SHORT EXERCISE: Of all the lines in the material below, how many include the string "Clara"? Give the number only.

STORED RECORDS:
■ ■ ■ ■ ■

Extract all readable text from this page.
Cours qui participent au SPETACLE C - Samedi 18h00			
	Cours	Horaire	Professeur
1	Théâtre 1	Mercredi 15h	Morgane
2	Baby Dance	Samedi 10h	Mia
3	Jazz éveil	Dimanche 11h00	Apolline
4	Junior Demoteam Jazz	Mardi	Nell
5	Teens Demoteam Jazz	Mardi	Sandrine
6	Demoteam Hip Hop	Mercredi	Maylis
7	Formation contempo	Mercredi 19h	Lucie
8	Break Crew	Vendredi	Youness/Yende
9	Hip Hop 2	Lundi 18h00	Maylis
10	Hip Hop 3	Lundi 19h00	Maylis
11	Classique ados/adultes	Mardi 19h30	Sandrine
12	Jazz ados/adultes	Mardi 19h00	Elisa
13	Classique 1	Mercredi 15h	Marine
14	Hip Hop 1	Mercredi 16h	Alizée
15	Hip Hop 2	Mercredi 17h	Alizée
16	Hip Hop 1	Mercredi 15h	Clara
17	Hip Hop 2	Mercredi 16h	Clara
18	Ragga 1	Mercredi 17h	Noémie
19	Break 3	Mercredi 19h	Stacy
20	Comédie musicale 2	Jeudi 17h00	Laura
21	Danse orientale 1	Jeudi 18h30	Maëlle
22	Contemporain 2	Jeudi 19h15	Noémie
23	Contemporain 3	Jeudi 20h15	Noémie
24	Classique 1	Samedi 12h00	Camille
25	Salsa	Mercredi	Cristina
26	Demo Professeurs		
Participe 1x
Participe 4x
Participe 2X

■ ■ ■ ■ ■

EXERCISE RESPONSE: 2